>> BEGIN

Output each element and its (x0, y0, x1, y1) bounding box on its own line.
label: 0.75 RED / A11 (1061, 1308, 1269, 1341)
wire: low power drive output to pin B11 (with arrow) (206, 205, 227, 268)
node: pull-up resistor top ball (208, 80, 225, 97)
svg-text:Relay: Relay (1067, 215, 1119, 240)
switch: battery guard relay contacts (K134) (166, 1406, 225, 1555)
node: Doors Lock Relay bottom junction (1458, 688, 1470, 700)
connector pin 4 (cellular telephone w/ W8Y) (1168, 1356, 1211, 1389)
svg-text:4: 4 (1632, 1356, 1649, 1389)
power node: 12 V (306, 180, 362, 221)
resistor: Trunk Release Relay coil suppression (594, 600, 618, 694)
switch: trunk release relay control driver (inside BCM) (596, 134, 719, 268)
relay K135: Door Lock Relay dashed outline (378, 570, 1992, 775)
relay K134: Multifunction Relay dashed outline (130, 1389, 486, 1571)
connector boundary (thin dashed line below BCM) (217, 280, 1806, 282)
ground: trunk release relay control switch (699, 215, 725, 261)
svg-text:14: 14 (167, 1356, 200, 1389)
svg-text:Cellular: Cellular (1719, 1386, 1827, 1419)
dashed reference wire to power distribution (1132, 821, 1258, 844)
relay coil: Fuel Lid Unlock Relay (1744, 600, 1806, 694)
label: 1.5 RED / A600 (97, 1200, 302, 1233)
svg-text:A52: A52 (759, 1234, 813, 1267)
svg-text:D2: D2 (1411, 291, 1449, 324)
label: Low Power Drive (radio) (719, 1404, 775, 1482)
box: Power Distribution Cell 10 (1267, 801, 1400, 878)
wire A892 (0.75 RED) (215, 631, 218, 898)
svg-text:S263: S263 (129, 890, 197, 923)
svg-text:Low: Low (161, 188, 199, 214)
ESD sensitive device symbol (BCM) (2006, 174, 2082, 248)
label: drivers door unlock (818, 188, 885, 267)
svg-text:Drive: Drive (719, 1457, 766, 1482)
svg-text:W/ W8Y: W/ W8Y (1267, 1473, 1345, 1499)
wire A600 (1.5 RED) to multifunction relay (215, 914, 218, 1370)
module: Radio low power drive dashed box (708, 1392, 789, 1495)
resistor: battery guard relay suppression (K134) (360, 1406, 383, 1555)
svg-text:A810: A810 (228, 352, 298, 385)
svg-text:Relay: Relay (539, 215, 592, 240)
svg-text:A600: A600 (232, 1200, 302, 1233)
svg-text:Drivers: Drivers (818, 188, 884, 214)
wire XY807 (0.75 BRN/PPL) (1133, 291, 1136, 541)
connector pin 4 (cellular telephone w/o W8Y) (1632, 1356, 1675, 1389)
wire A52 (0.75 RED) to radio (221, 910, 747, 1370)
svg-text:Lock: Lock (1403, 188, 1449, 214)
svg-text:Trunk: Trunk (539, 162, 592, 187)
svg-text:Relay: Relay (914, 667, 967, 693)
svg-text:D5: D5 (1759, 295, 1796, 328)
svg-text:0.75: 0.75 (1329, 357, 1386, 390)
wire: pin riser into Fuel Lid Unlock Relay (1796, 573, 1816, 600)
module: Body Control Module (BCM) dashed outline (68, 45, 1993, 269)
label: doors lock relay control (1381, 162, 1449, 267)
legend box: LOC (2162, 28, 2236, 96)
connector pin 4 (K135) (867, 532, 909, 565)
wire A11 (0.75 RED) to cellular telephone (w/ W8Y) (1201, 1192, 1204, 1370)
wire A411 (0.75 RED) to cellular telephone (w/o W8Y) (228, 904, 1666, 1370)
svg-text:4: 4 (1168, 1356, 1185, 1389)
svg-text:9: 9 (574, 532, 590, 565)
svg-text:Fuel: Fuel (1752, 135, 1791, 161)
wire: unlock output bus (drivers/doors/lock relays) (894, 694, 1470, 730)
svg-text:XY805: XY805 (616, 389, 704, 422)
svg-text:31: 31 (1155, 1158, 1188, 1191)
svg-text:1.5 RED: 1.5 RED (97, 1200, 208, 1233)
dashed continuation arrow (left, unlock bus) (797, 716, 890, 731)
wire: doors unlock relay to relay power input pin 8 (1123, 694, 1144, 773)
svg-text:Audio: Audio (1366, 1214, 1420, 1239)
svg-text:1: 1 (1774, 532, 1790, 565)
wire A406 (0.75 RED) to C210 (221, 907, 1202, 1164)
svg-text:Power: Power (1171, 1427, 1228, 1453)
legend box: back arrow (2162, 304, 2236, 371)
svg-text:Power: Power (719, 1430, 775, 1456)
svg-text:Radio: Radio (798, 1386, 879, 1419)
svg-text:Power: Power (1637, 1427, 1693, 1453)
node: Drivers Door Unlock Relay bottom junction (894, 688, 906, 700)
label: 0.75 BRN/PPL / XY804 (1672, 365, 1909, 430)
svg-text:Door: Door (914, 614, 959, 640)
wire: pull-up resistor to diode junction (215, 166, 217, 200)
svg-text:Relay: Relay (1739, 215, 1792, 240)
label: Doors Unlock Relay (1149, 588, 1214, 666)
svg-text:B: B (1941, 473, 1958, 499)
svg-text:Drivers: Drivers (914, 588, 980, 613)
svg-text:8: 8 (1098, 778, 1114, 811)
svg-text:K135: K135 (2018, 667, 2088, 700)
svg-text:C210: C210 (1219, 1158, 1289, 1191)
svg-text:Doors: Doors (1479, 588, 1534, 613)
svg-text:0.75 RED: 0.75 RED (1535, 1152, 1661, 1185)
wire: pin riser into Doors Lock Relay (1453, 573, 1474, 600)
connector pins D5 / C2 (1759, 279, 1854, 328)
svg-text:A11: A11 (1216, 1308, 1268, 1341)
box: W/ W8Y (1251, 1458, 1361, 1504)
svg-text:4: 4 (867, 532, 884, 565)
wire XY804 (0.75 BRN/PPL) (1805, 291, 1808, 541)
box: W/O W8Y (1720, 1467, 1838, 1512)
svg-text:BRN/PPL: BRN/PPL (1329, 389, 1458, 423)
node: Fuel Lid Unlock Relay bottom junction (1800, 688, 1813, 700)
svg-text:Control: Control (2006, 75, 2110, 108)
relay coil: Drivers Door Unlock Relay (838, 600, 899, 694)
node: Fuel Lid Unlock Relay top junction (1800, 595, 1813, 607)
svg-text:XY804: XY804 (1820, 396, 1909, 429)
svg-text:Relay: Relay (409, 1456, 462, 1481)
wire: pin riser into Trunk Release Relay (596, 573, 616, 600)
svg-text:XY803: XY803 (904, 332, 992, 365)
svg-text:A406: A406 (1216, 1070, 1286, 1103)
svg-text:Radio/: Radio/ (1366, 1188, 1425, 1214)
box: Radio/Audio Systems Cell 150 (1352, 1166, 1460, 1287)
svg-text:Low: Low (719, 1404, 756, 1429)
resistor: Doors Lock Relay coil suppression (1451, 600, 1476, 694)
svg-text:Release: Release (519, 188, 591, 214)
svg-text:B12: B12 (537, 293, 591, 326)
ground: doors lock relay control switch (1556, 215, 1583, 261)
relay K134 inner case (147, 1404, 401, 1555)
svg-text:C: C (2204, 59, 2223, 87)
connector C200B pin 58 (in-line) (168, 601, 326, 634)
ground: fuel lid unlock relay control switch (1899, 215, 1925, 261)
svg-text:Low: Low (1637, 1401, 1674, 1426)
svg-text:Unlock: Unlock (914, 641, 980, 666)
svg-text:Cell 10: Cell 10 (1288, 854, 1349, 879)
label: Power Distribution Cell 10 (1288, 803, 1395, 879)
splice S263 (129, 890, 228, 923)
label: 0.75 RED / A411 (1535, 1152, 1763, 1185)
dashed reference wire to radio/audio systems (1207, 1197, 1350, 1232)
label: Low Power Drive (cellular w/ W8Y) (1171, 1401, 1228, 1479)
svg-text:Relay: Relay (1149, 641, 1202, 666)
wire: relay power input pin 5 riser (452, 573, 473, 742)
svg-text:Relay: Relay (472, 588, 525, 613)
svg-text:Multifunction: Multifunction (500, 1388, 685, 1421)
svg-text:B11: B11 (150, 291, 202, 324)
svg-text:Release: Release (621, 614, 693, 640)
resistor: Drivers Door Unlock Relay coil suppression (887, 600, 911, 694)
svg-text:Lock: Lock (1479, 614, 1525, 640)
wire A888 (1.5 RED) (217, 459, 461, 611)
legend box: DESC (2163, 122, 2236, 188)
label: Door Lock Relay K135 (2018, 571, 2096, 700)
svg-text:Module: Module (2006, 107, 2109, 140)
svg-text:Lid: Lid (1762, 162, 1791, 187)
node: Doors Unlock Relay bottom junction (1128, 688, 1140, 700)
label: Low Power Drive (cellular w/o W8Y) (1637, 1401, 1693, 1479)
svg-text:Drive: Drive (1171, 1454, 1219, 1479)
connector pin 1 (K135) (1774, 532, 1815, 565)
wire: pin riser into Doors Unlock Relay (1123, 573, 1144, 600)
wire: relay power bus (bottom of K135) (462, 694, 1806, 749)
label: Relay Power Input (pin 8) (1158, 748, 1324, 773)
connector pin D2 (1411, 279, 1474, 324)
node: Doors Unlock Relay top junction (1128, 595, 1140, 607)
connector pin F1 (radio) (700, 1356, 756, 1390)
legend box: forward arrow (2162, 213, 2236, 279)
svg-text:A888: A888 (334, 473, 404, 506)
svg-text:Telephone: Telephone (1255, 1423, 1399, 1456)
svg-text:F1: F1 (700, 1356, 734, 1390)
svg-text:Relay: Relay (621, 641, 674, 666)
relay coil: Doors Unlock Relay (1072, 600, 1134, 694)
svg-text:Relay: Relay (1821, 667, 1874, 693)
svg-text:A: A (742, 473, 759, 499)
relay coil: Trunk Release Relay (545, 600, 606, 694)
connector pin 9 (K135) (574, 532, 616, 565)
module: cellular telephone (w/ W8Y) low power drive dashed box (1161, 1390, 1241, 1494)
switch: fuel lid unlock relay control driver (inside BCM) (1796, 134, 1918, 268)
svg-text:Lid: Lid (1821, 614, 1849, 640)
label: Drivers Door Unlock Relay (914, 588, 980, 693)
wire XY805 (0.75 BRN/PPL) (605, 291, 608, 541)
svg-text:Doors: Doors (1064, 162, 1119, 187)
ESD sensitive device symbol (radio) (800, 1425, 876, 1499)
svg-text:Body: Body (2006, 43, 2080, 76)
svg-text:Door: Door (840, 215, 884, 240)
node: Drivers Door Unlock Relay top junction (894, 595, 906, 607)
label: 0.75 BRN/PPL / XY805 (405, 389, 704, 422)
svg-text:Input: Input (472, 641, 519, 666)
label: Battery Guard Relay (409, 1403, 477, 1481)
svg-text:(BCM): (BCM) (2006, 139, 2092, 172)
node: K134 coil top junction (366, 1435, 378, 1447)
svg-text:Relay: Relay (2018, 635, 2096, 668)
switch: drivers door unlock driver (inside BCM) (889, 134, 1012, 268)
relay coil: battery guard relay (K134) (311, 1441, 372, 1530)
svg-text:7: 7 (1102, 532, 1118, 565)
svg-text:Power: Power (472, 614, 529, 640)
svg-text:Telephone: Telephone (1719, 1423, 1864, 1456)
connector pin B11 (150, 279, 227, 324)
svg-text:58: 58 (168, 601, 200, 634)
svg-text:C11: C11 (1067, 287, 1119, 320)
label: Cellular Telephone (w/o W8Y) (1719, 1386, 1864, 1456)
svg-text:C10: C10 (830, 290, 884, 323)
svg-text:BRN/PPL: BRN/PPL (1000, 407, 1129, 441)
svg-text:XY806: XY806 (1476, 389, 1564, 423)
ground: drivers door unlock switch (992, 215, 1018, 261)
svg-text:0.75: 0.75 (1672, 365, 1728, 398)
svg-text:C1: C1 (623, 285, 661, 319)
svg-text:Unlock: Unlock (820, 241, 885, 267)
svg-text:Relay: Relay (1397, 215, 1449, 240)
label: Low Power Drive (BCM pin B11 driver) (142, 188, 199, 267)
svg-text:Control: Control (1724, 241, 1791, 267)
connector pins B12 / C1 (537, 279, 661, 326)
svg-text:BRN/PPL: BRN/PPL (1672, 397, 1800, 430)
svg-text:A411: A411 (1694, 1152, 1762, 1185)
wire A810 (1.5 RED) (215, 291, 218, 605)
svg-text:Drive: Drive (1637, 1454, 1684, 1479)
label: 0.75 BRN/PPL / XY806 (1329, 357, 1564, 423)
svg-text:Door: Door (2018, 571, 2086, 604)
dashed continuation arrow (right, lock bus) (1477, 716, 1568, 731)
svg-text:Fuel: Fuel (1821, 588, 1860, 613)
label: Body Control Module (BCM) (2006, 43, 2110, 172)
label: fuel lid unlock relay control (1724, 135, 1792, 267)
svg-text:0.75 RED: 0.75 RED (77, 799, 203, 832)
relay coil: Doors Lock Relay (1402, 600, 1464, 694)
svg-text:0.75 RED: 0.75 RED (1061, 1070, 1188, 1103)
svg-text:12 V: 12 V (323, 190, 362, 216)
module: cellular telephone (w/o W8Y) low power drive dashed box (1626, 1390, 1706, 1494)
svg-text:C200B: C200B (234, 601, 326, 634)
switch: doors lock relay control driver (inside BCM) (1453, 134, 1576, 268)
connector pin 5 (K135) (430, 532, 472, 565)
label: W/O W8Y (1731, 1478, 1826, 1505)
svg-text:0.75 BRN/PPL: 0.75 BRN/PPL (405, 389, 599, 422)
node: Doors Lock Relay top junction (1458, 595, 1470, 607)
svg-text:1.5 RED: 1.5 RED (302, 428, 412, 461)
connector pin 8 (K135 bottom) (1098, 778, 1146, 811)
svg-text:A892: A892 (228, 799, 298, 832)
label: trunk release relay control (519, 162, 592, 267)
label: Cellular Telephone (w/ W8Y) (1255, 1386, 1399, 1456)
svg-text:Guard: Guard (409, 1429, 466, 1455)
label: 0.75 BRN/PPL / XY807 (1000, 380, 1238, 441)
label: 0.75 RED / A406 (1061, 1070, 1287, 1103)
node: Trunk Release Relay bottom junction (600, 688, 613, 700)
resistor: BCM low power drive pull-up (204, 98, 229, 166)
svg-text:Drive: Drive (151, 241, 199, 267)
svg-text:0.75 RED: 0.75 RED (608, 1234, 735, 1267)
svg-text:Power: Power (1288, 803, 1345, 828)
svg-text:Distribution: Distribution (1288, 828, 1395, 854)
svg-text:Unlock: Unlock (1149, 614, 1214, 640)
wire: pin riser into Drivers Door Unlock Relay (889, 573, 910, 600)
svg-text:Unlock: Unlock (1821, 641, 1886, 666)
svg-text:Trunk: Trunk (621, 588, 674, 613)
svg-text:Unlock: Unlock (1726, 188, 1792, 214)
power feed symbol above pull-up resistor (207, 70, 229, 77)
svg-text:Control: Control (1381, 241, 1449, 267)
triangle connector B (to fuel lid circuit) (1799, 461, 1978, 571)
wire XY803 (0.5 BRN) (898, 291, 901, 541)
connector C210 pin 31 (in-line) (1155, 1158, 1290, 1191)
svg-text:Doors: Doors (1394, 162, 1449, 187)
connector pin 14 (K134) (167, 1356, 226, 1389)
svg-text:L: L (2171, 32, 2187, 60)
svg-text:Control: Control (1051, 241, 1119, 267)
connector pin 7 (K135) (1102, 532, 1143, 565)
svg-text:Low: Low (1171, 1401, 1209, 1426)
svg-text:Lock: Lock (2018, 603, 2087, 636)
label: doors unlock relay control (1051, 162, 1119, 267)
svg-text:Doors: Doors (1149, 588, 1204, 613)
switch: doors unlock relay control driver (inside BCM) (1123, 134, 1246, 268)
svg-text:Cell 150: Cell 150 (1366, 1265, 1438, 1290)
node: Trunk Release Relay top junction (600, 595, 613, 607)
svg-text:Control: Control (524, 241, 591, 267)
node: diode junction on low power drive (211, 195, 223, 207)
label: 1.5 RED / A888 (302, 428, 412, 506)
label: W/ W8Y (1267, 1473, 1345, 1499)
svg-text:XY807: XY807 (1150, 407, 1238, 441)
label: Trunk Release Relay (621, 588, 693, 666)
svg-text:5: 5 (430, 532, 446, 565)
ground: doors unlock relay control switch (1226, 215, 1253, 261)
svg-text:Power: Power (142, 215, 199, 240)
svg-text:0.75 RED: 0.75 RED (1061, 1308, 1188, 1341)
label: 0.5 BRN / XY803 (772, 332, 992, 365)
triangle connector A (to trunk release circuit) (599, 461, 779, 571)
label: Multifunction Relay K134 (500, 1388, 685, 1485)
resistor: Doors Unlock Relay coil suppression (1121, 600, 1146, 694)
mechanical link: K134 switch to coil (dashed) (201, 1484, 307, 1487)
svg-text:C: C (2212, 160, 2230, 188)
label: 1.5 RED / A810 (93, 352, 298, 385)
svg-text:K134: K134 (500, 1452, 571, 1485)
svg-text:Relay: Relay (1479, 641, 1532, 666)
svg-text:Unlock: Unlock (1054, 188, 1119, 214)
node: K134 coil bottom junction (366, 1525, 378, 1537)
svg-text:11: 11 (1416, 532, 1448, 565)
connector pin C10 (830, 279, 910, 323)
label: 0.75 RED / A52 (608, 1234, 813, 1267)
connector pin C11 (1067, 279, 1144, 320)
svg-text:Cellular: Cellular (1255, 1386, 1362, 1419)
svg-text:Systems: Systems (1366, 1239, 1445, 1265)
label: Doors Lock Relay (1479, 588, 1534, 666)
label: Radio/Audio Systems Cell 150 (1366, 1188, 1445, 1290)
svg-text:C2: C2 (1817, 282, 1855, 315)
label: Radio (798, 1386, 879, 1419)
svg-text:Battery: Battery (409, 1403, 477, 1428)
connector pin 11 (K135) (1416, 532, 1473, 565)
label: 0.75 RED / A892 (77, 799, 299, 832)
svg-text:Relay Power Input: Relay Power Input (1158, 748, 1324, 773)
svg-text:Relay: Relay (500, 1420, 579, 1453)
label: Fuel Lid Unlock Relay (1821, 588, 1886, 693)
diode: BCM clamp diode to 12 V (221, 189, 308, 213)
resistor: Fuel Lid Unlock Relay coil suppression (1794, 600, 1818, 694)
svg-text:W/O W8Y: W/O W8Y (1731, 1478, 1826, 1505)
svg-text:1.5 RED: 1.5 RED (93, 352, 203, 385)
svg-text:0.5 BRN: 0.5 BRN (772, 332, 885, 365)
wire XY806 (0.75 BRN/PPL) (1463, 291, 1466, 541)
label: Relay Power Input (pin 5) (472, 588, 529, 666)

>> END

Return everything from the first of the lines above down through the line containing "switch: battery guard", with both ends included and each line copied character for character.

> Written solution
Output each element and its (x0, y0, x1, y1) bounding box on its own line.
label: 0.75 RED / A11 (1061, 1308, 1269, 1341)
wire: low power drive output to pin B11 (with arrow) (206, 205, 227, 268)
node: pull-up resistor top ball (208, 80, 225, 97)
svg-text:Relay: Relay (1067, 215, 1119, 240)
switch: battery guard relay contacts (K134) (166, 1406, 225, 1555)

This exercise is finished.